**The task:**
Could you repeat the records below exactly, leaving out any pictures?

[Extracted data entries]
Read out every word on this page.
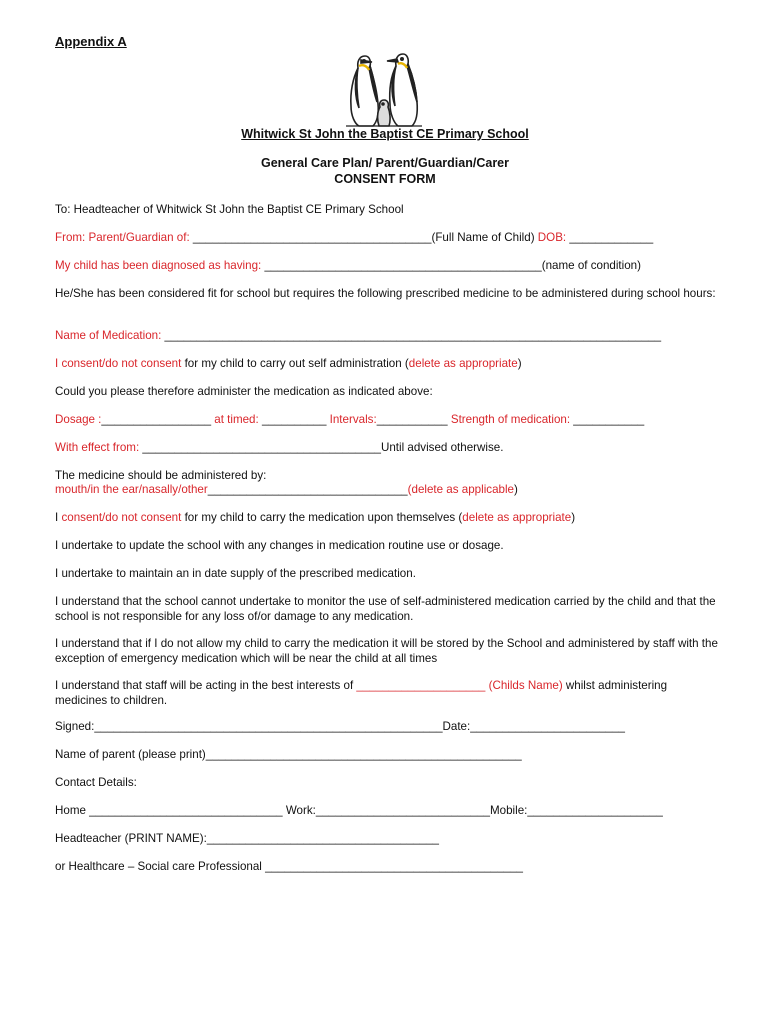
Appendix A
Whitwick St John the Baptist CE Primary School
General Care Plan/ Parent/Guardian/Carer
CONSENT FORM
To: Headteacher of Whitwick St John the Baptist CE Primary School
From: Parent/Guardian of: _____________________________________(Full Name of Child) DOB: _____________
My child has been diagnosed as having: ___________________________________________(name of condition)
He/She has been considered fit for school but requires the following prescribed medicine to be administered during school hours:
Name of Medication: _____________________________________________________________________________
I consent/do not consent for my child to carry out self administration (delete as appropriate)
Could you please therefore administer the medication as indicated above:
Dosage :_________________ at timed: __________ Intervals:___________ Strength of medication: ___________
With effect from: _____________________________________Until advised otherwise.
The medicine should be administered by:
mouth/in the ear/nasally/other_______________________________(delete as applicable)
I consent/do not consent for my child to carry the medication upon themselves (delete as appropriate)
I undertake to update the school with any changes in medication routine use or dosage.
I undertake to maintain an in date supply of the prescribed medication.
I understand that the school cannot undertake to monitor the use of self-administered medication carried by the child and that the school is not responsible for any loss of/or damage to any medication.
I understand that if I do not allow my child to carry the medication it will be stored by the School and administered by staff with the exception of emergency medication which will be near the child at all times
I understand that staff will be acting in the best interests of ____________________ (Childs Name) whilst administering medicines to children.
Signed:______________________________________________________Date:________________________
Name of parent (please print)_________________________________________________
Contact Details:
Home ______________________________ Work:___________________________Mobile:_____________________
Headteacher (PRINT NAME):____________________________________
or Healthcare – Social care Professional ________________________________________
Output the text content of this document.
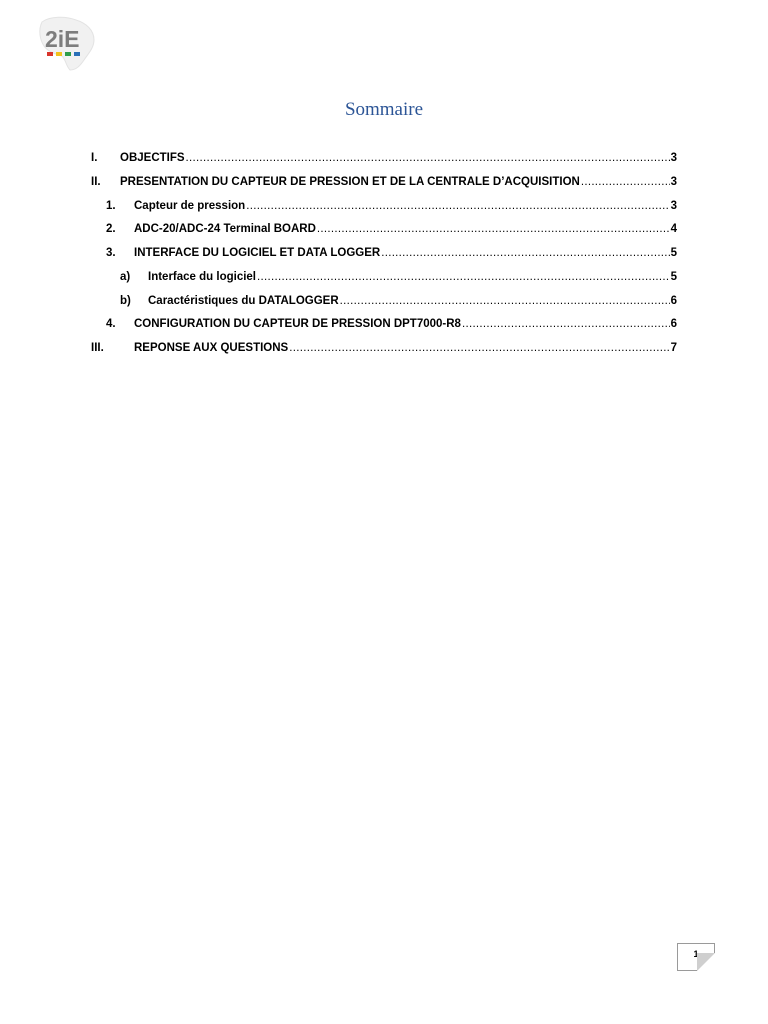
2iE
Sommaire
I.	OBJECTIFS .....	3
II.	PRESENTATION DU CAPTEUR DE PRESSION ET DE LA CENTRALE D’ACQUISITION .....	3
1.	Capteur de pression .....	3
2.	ADC-20/ADC-24 Terminal BOARD .....	4
3.	INTERFACE DU LOGICIEL ET DATA LOGGER .....	5
a)	Interface du logiciel .....	5
b)	Caractéristiques du DATALOGGER .....	6
4.	CONFIGURATION DU CAPTEUR DE PRESSION DPT7000-R8 .....	6
III.	REPONSE AUX QUESTIONS .....	7
1
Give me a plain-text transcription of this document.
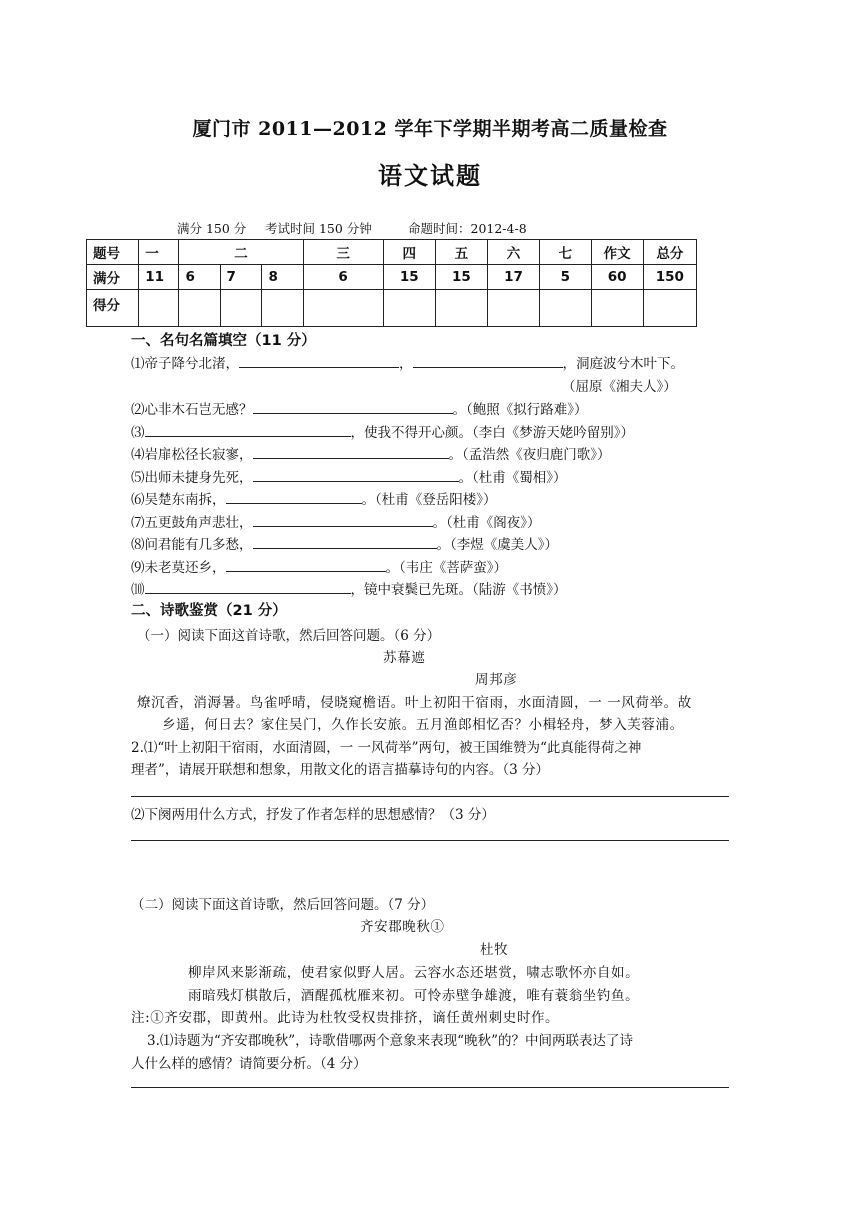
厦门市 2011—2012 学年下学期半期考高二质量检查
语文试题
满分 150 分 考试时间 150 分钟	命题时间：2012-4-8
题号	一	二			三	四	五	六	七	作文	总分
满分	11	6	7	8	6	15	15	17	5	60	150
得分											
一、名句名篇填空（11 分）
⑴帝子降兮北渚，	，	，洞庭波兮木叶下。
（屈原《湘夫人》）
⑵心非木石岂无感？	。（鲍照《拟行路难》）
⑶	，使我不得开心颜。（李白《梦游天姥吟留别》）
⑷岩扉松径长寂寥，	。（孟浩然《夜归鹿门歌》）
⑸出师未捷身先死，	。（杜甫《蜀相》）
⑹吴楚东南拆，	。（杜甫《登岳阳楼》）
⑺五更鼓角声悲壮，	。（杜甫《阁夜》）
⑻问君能有几多愁，	。（李煜《虞美人》）
⑼未老莫还乡，	。（韦庄《菩萨蛮》）
⑽	，镜中衰鬓已先斑。（陆游《书愤》）
二、诗歌鉴赏（21 分）
（一）阅读下面这首诗歌，然后回答问题。（6 分）
苏幕遮
周邦彦
燎沉香，消溽暑。鸟雀呼晴，侵晓窥檐语。叶上初阳干宿雨，水面清圆，一 一风荷举。故
乡遥，何日去？家住吴门，久作长安旅。五月渔郎相忆否？小楫轻舟，梦入芙蓉浦。
2.⑴“叶上初阳干宿雨，水面清圆，一 一风荷举”两句，被王国维赞为“此真能得荷之神
理者”，请展开联想和想象，用散文化的语言描摹诗句的内容。（3 分）
⑵下阕两用什么方式，抒发了作者怎样的思想感情？（3 分）
（二）阅读下面这首诗歌，然后回答问题。（7 分）
齐安郡晚秋①
杜牧
柳岸风来影渐疏，使君家似野人居。云容水态还堪赏，啸志歌怀亦自如。
雨暗残灯棋散后，酒醒孤枕雁来初。可怜赤壁争雄渡，唯有蓑翁坐钓鱼。
注:①齐安郡，即黄州。此诗为杜牧受权贵排挤，谪任黄州刺史时作。
3.⑴诗题为“齐安郡晚秋”，诗歌借哪两个意象来表现“晚秋”的？中间两联表达了诗
人什么样的感情？请简要分析。（4 分）
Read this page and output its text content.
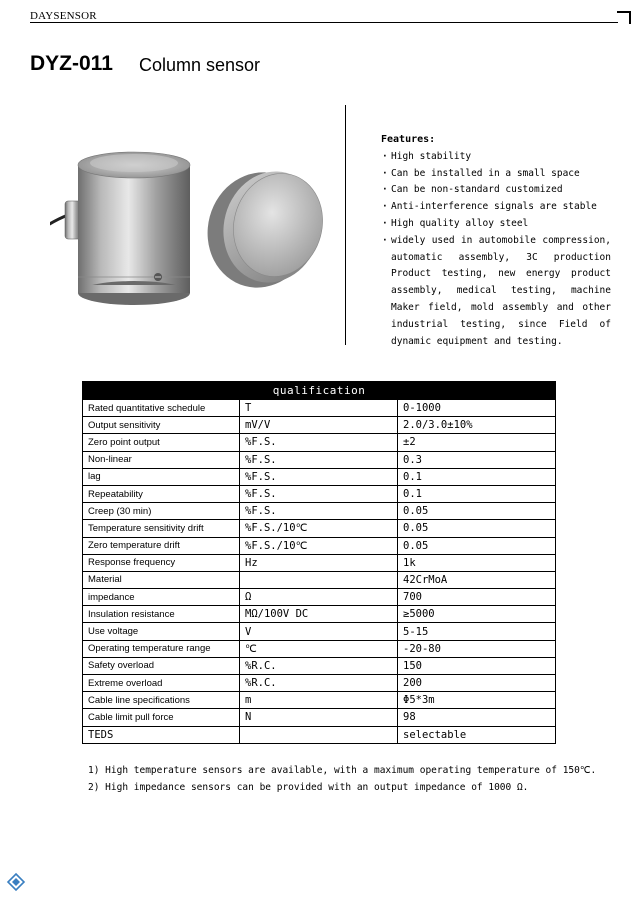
DAYSENSOR
DYZ-011 Column sensor
Features:
· High stability
· Can be installed in a small space
· Can be non-standard customized
· Anti-interference signals are stable
· High quality alloy steel
· widely used in automobile compression, automatic assembly, 3C production Product testing, new energy product assembly, medical testing, machine Maker field, mold assembly and other industrial testing, since Field of dynamic equipment and testing.
qualification		
Rated quantitative schedule	T	0-1000
Output sensitivity	mV/V	2.0/3.0±10%
Zero point output	%F.S.	±2
Non-linear	%F.S.	0.3
lag	%F.S.	0.1
Repeatability	%F.S.	0.1
Creep (30 min)	%F.S.	0.05
Temperature sensitivity drift	%F.S./10℃	0.05
Zero temperature drift	%F.S./10℃	0.05
Response frequency	Hz	1k
Material		42CrMoA
impedance	Ω	700
Insulation resistance	MΩ/100V DC	≥5000
Use voltage	V	5-15
Operating temperature range	℃	-20-80
Safety overload	%R.C.	150
Extreme overload	%R.C.	200
Cable line specifications	m	Φ5*3m
Cable limit pull force	N	98
TEDS		selectable
1) High temperature sensors are available, with a maximum operating temperature of 150℃.
2) High impedance sensors can be provided with an output impedance of 1000 Ω.
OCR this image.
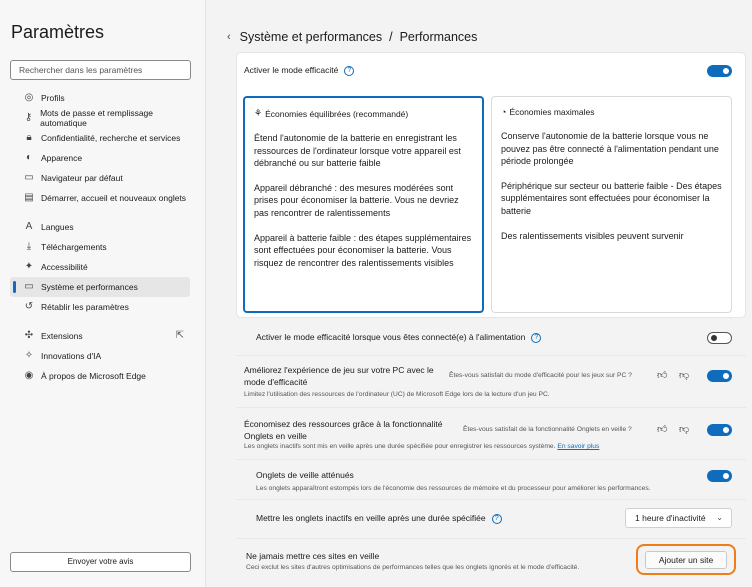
Paramètres
Rechercher dans les paramètres
◎ Profils
⚷ Mots de passe et remplissage automatique
🔒︎	Confidentialité, recherche et services
◐	Apparence
▭ Navigateur par défaut
▤ Démarrer, accueil et nouveaux onglets
A	Langues
⤓	Téléchargements
✦ Accessibilité
▭ Système et performances
↺ Rétablir les paramètres
✣ Extensions	⇱
✧ Innovations d'IA
◉ À propos de Microsoft Edge
Envoyer votre avis
‹ Système et performances / Performances
Activer le mode efficacité ?
⚘ Économies équilibrées (recommandé)

Étend l'autonomie de la batterie en enregistrant les ressources de l'ordinateur lorsque votre appareil est débranché ou sur batterie faible

Appareil débranché : des mesures modérées sont prises pour économiser la batterie. Vous ne devriez pas rencontrer de ralentissements

Appareil à batterie faible : des étapes supplémentaires sont effectuées pour économiser la batterie. Vous risquez de rencontrer des ralentissements visibles

◔ Économies maximales

Conserve l'autonomie de la batterie lorsque vous ne pouvez pas être connecté à l'alimentation pendant une période prolongée

Périphérique sur secteur ou batterie faible - Des étapes supplémentaires sont effectuées pour économiser la batterie

Des ralentissements visibles peuvent survenir

Activer le mode efficacité lorsque vous êtes connecté(e) à l'alimentation ?
Améliorez l'expérience de jeu sur votre PC avec le mode d'efficacité
Êtes-vous satisfait du mode d'efficacité pour les jeux sur PC ?	👍︎ 👎︎
Limitez l'utilisation des ressources de l'ordinateur (UC) de Microsoft Edge lors de la lecture d'un jeu PC.
Économisez des ressources grâce à la fonctionnalité Onglets en veille
Êtes-vous satisfait de la fonctionnalité Onglets en veille ?	👍︎ 👎︎
Les onglets inactifs sont mis en veille après une durée spécifiée pour enregistrer les ressources système. En savoir plus
Onglets de veille atténués
Les onglets apparaîtront estompés lors de l'économie des ressources de mémoire et du processeur pour améliorer les performances.
Mettre les onglets inactifs en veille après une durée spécifiée ?	1 heure d'inactivité ⌄
Ne jamais mettre ces sites en veille
Ceci exclut les sites d'autres optimisations de performances telles que les onglets ignorés et le mode d'efficacité.
Ajouter un site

**Response for this exercise:**
Read out every word on this page.
Appendix A
Whitwick St John the Baptist CE Primary School
General Care Plan/ Parent/Guardian/Carer
CONSENT FORM
To: Headteacher of Whitwick St John the Baptist CE Primary School
From: Parent/Guardian of: _____________________________________(Full Name of Child) DOB: _____________
My child has been diagnosed as having: ___________________________________________(name of condition)
He/She has been considered fit for school but requires the following prescribed medicine to be administered during school hours:
Name of Medication: _____________________________________________________________________________
I consent/do not consent for my child to carry out self administration (delete as appropriate)
Could you please therefore administer the medication as indicated above:
Dosage :_________________ at timed: __________ Intervals:___________ Strength of medication: ___________
With effect from: _____________________________________Until advised otherwise.
The medicine should be administered by:
mouth/in the ear/nasally/other_______________________________(delete as applicable)
I consent/do not consent for my child to carry the medication upon themselves (delete as appropriate)
I undertake to update the school with any changes in medication routine use or dosage.
I undertake to maintain an in date supply of the prescribed medication.
I understand that the school cannot undertake to monitor the use of self-administered medication carried by the child and that the school is not responsible for any loss of/or damage to any medication.
I understand that if I do not allow my child to carry the medication it will be stored by the School and administered by staff with the exception of emergency medication which will be near the child at all times
I understand that staff will be acting in the best interests of ____________________ (Childs Name) whilst administering medicines to children.
Signed:______________________________________________________Date:________________________
Name of parent (please print)_________________________________________________
Contact Details:
Home ______________________________ Work:___________________________Mobile:_____________________
Headteacher (PRINT NAME):____________________________________
or Healthcare – Social care Professional ________________________________________
Output the text content of this document.
2iE
Sommaire
I.	OBJECTIFS .....	3
II.	PRESENTATION DU CAPTEUR DE PRESSION ET DE LA CENTRALE D’ACQUISITION .....	3
1.	Capteur de pression .....	3
2.	ADC-20/ADC-24 Terminal BOARD .....	4
3.	INTERFACE DU LOGICIEL ET DATA LOGGER .....	5
a)	Interface du logiciel .....	5
b)	Caractéristiques du DATALOGGER .....	6
4.	CONFIGURATION DU CAPTEUR DE PRESSION DPT7000-R8 .....	6
III.	REPONSE AUX QUESTIONS .....	7
1
Give me a plain-text transcription of this document.
厦门市 2011—2012 学年下学期半期考高二质量检查
语文试题
满分 150 分 考试时间 150 分钟	命题时间：2012-4-8
题号	一	二			三	四	五	六	七	作文	总分
满分	11	6	7	8	6	15	15	17	5	60	150
得分											
一、名句名篇填空（11 分）
⑴帝子降兮北渚，	，	，洞庭波兮木叶下。
（屈原《湘夫人》）
⑵心非木石岂无感？	。（鲍照《拟行路难》）
⑶	，使我不得开心颜。（李白《梦游天姥吟留别》）
⑷岩扉松径长寂寥，	。（孟浩然《夜归鹿门歌》）
⑸出师未捷身先死，	。（杜甫《蜀相》）
⑹吴楚东南拆，	。（杜甫《登岳阳楼》）
⑺五更鼓角声悲壮，	。（杜甫《阁夜》）
⑻问君能有几多愁，	。（李煜《虞美人》）
⑼未老莫还乡，	。（韦庄《菩萨蛮》）
⑽	，镜中衰鬓已先斑。（陆游《书愤》）
二、诗歌鉴赏（21 分）
（一）阅读下面这首诗歌，然后回答问题。（6 分）
苏幕遮
周邦彦
燎沉香，消溽暑。鸟雀呼晴，侵晓窥檐语。叶上初阳干宿雨，水面清圆，一 一风荷举。故
乡遥，何日去？家住吴门，久作长安旅。五月渔郎相忆否？小楫轻舟，梦入芙蓉浦。
2.⑴“叶上初阳干宿雨，水面清圆，一 一风荷举”两句，被王国维赞为“此真能得荷之神
理者”，请展开联想和想象，用散文化的语言描摹诗句的内容。（3 分）
⑵下阕两用什么方式，抒发了作者怎样的思想感情？（3 分）
（二）阅读下面这首诗歌，然后回答问题。（7 分）
齐安郡晚秋①
杜牧
柳岸风来影渐疏，使君家似野人居。云容水态还堪赏，啸志歌怀亦自如。
雨暗残灯棋散后，酒醒孤枕雁来初。可怜赤壁争雄渡，唯有蓑翁坐钓鱼。
注:①齐安郡，即黄州。此诗为杜牧受权贵排挤，谪任黄州刺史时作。
3.⑴诗题为“齐安郡晚秋”，诗歌借哪两个意象来表现“晚秋”的？中间两联表达了诗
人什么样的感情？请简要分析。（4 分）
Read this page and output its text content.
DAYSENSOR
DYZ-011 Column sensor
Features:
· High stability
· Can be installed in a small space
· Can be non-standard customized
· Anti-interference signals are stable
· High quality alloy steel
· widely used in automobile compression, automatic assembly, 3C production Product testing, new energy product assembly, medical testing, machine Maker field, mold assembly and other industrial testing, since Field of dynamic equipment and testing.
qualification		
Rated quantitative schedule	T	0-1000
Output sensitivity	mV/V	2.0/3.0±10%
Zero point output	%F.S.	±2
Non-linear	%F.S.	0.3
lag	%F.S.	0.1
Repeatability	%F.S.	0.1
Creep (30 min)	%F.S.	0.05
Temperature sensitivity drift	%F.S./10℃	0.05
Zero temperature drift	%F.S./10℃	0.05
Response frequency	Hz	1k
Material		42CrMoA
impedance	Ω	700
Insulation resistance	MΩ/100V DC	≥5000
Use voltage	V	5-15
Operating temperature range	℃	-20-80
Safety overload	%R.C.	150
Extreme overload	%R.C.	200
Cable line specifications	m	Φ5*3m
Cable limit pull force	N	98
TEDS		selectable
1) High temperature sensors are available, with a maximum operating temperature of 150℃.
2) High impedance sensors can be provided with an output impedance of 1000 Ω.
OCR this image.
Paramètres
Rechercher dans les paramètres
◎ Profils
⚷ Mots de passe et remplissage automatique
🔒︎	Confidentialité, recherche et services
◐	Apparence
▭ Navigateur par défaut
▤ Démarrer, accueil et nouveaux onglets
A	Langues
⤓	Téléchargements
✦ Accessibilité
▭ Système et performances
↺ Rétablir les paramètres
✣ Extensions	⇱
✧ Innovations d'IA
◉ À propos de Microsoft Edge
Envoyer votre avis
‹ Système et performances / Performances
Activer le mode efficacité ?
⚘ Économies équilibrées (recommandé)

Étend l'autonomie de la batterie en enregistrant les ressources de l'ordinateur lorsque votre appareil est débranché ou sur batterie faible

Appareil débranché : des mesures modérées sont prises pour économiser la batterie. Vous ne devriez pas rencontrer de ralentissements

Appareil à batterie faible : des étapes supplémentaires sont effectuées pour économiser la batterie. Vous risquez de rencontrer des ralentissements visibles

◔ Économies maximales

Conserve l'autonomie de la batterie lorsque vous ne pouvez pas être connecté à l'alimentation pendant une période prolongée

Périphérique sur secteur ou batterie faible - Des étapes supplémentaires sont effectuées pour économiser la batterie

Des ralentissements visibles peuvent survenir

Activer le mode efficacité lorsque vous êtes connecté(e) à l'alimentation ?
Améliorez l'expérience de jeu sur votre PC avec le mode d'efficacité
Êtes-vous satisfait du mode d'efficacité pour les jeux sur PC ?	👍︎ 👎︎
Limitez l'utilisation des ressources de l'ordinateur (UC) de Microsoft Edge lors de la lecture d'un jeu PC.
Économisez des ressources grâce à la fonctionnalité Onglets en veille
Êtes-vous satisfait de la fonctionnalité Onglets en veille ?	👍︎ 👎︎
Les onglets inactifs sont mis en veille après une durée spécifiée pour enregistrer les ressources système. En savoir plus
Onglets de veille atténués
Les onglets apparaîtront estompés lors de l'économie des ressources de mémoire et du processeur pour améliorer les performances.
Mettre les onglets inactifs en veille après une durée spécifiée ?	1 heure d'inactivité ⌄
Ne jamais mettre ces sites en veille
Ceci exclut les sites d'autres optimisations de performances telles que les onglets ignorés et le mode d'efficacité.
Ajouter un site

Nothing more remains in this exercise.